■ **Problem to work on**:
Gather up every line from the entries below that uses the word "value".

+++

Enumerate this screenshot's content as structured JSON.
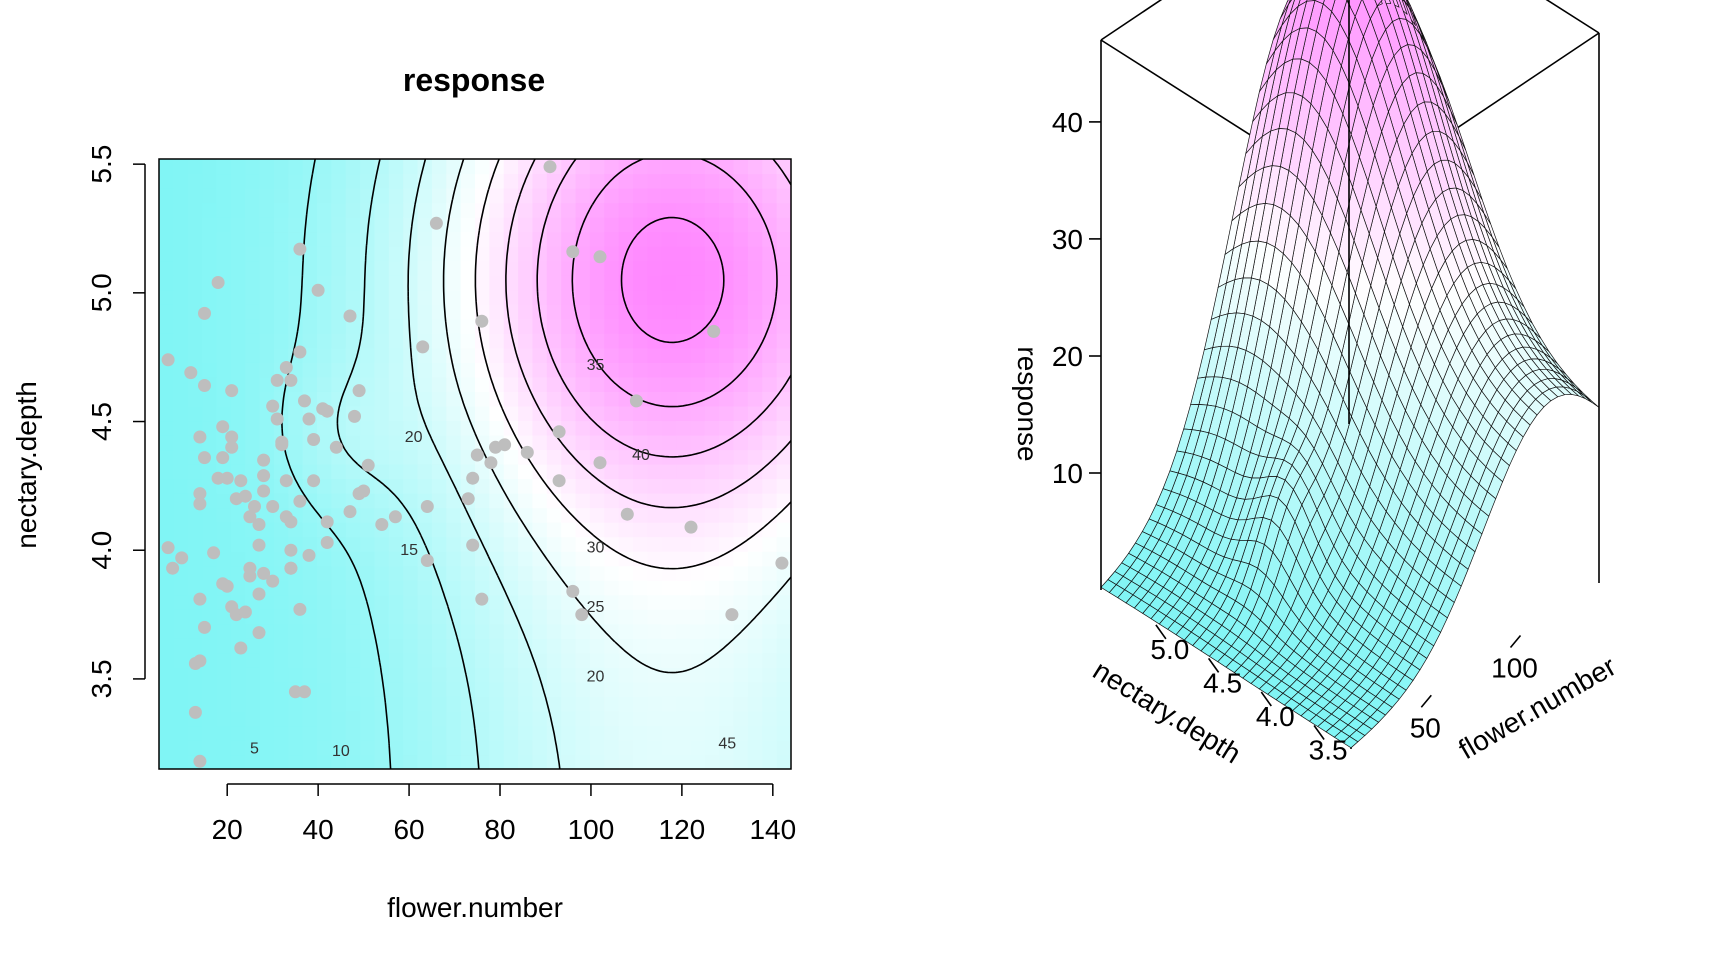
{
  "chart_data": [
    {
      "type": "heatmap",
      "title": "response",
      "xlabel": "flower.number",
      "ylabel": "nectary.depth",
      "xlim": [
        5,
        144
      ],
      "ylim": [
        3.15,
        5.52
      ],
      "x_ticks": [
        "20",
        "40",
        "60",
        "80",
        "100",
        "120",
        "140"
      ],
      "y_ticks": [
        "3.5",
        "4.0",
        "4.5",
        "5.0",
        "5.5"
      ],
      "color_low": "#7ff5f5",
      "color_mid": "#ffffff",
      "color_high": "#ff80ff",
      "point_color": "#bebebe",
      "contour_levels": [
        {
          "label": "5",
          "value": 5
        },
        {
          "label": "10",
          "value": 10
        },
        {
          "label": "15",
          "value": 15
        },
        {
          "label": "20",
          "value": 20
        },
        {
          "label": "20",
          "value": 20
        },
        {
          "label": "25",
          "value": 25
        },
        {
          "label": "30",
          "value": 30
        },
        {
          "label": "35",
          "value": 35
        },
        {
          "label": "40",
          "value": 40
        },
        {
          "label": "45",
          "value": 45
        }
      ],
      "points": [
        [
          7,
          4.74
        ],
        [
          12,
          4.69
        ],
        [
          15,
          4.64
        ],
        [
          14,
          4.44
        ],
        [
          15,
          4.36
        ],
        [
          14,
          4.22
        ],
        [
          14,
          4.18
        ],
        [
          10,
          3.97
        ],
        [
          8,
          3.93
        ],
        [
          7,
          4.01
        ],
        [
          17,
          3.99
        ],
        [
          14,
          3.81
        ],
        [
          15,
          3.7
        ],
        [
          14,
          3.57
        ],
        [
          13,
          3.56
        ],
        [
          13,
          3.37
        ],
        [
          14,
          3.18
        ],
        [
          15,
          4.92
        ],
        [
          18,
          5.04
        ],
        [
          21,
          4.62
        ],
        [
          19,
          4.48
        ],
        [
          21,
          4.44
        ],
        [
          21,
          4.4
        ],
        [
          19,
          4.36
        ],
        [
          18,
          4.28
        ],
        [
          20,
          4.28
        ],
        [
          23,
          4.27
        ],
        [
          24,
          4.21
        ],
        [
          22,
          4.2
        ],
        [
          26,
          4.17
        ],
        [
          25,
          4.13
        ],
        [
          27,
          4.1
        ],
        [
          19,
          3.87
        ],
        [
          20,
          3.86
        ],
        [
          21,
          3.78
        ],
        [
          22,
          3.75
        ],
        [
          24,
          3.76
        ],
        [
          23,
          3.62
        ],
        [
          25,
          3.93
        ],
        [
          25,
          3.9
        ],
        [
          28,
          3.91
        ],
        [
          27,
          3.83
        ],
        [
          27,
          3.68
        ],
        [
          27,
          4.02
        ],
        [
          28,
          4.23
        ],
        [
          28,
          4.29
        ],
        [
          28,
          4.35
        ],
        [
          30,
          4.56
        ],
        [
          31,
          4.51
        ],
        [
          31,
          4.66
        ],
        [
          33,
          4.71
        ],
        [
          34,
          4.66
        ],
        [
          33,
          4.27
        ],
        [
          33,
          4.13
        ],
        [
          34,
          4.11
        ],
        [
          30,
          4.17
        ],
        [
          32,
          4.41
        ],
        [
          32,
          4.42
        ],
        [
          34,
          4.0
        ],
        [
          34,
          3.93
        ],
        [
          30,
          3.88
        ],
        [
          34,
          3.93
        ],
        [
          36,
          5.17
        ],
        [
          36,
          4.77
        ],
        [
          37,
          4.58
        ],
        [
          38,
          4.51
        ],
        [
          39,
          4.43
        ],
        [
          38,
          3.98
        ],
        [
          39,
          4.27
        ],
        [
          36,
          4.19
        ],
        [
          36,
          3.77
        ],
        [
          35,
          3.45
        ],
        [
          37,
          3.45
        ],
        [
          40,
          5.01
        ],
        [
          41,
          4.55
        ],
        [
          42,
          4.54
        ],
        [
          42,
          4.11
        ],
        [
          42,
          4.03
        ],
        [
          44,
          4.4
        ],
        [
          47,
          4.91
        ],
        [
          48,
          4.52
        ],
        [
          47,
          4.15
        ],
        [
          49,
          4.62
        ],
        [
          49,
          4.22
        ],
        [
          50,
          4.23
        ],
        [
          51,
          4.33
        ],
        [
          54,
          4.1
        ],
        [
          57,
          4.13
        ],
        [
          63,
          4.79
        ],
        [
          64,
          4.17
        ],
        [
          64,
          3.96
        ],
        [
          66,
          5.27
        ],
        [
          73,
          4.2
        ],
        [
          74,
          4.28
        ],
        [
          74,
          4.02
        ],
        [
          75,
          4.37
        ],
        [
          76,
          4.89
        ],
        [
          76,
          3.81
        ],
        [
          78,
          4.34
        ],
        [
          79,
          4.4
        ],
        [
          81,
          4.41
        ],
        [
          86,
          4.38
        ],
        [
          91,
          5.49
        ],
        [
          93,
          4.46
        ],
        [
          93,
          4.27
        ],
        [
          96,
          5.16
        ],
        [
          96,
          3.84
        ],
        [
          98,
          3.75
        ],
        [
          102,
          5.14
        ],
        [
          102,
          4.34
        ],
        [
          108,
          4.14
        ],
        [
          110,
          4.58
        ],
        [
          122,
          4.09
        ],
        [
          127,
          4.85
        ],
        [
          131,
          3.75
        ],
        [
          142,
          3.95
        ]
      ]
    },
    {
      "type": "surface",
      "xlabel": "flower.number",
      "ylabel": "nectary.depth",
      "zlabel": "response",
      "x_ticks": [
        "50",
        "100"
      ],
      "y_ticks": [
        "5.0",
        "4.5",
        "4.0",
        "3.5"
      ],
      "z_ticks": [
        "10",
        "20",
        "30",
        "40"
      ],
      "xlim": [
        5,
        144
      ],
      "ylim": [
        3.15,
        5.52
      ],
      "zlim": [
        0,
        47
      ]
    }
  ]
}
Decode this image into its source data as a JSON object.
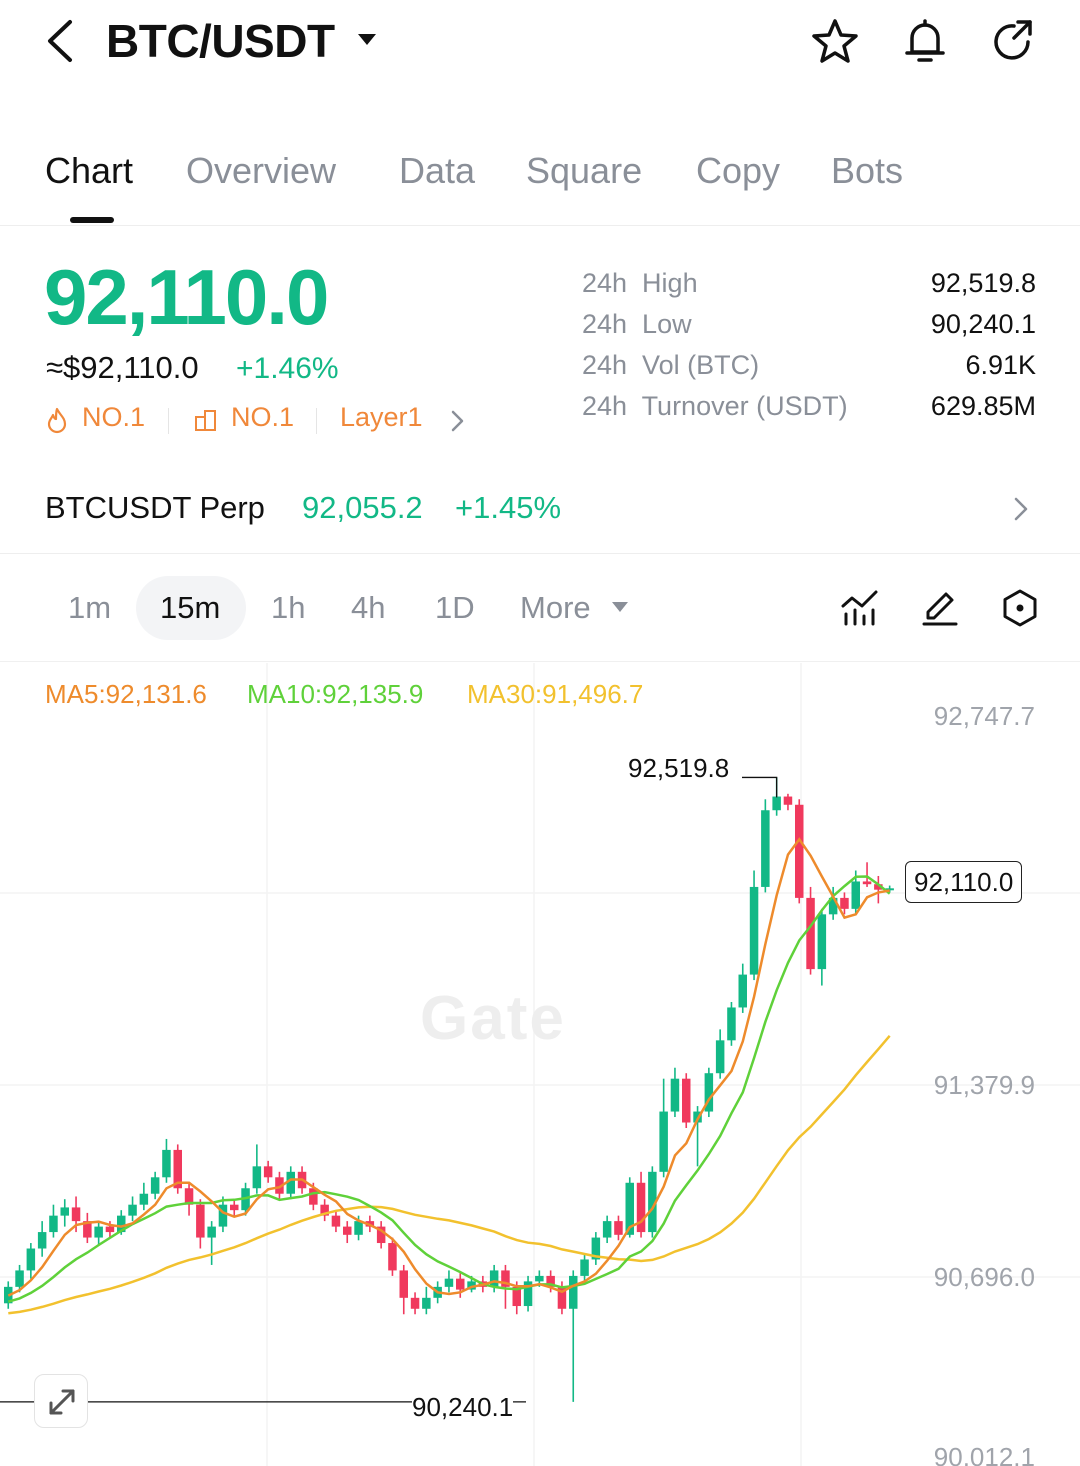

+++

■ **Result of this task**:
          "value": 5
          "value": 10
          "value": 15
          "value": 20
          "value": 20
          "value": 25
          "value": 30
          "value": 35
          "value": 40
          "value": 45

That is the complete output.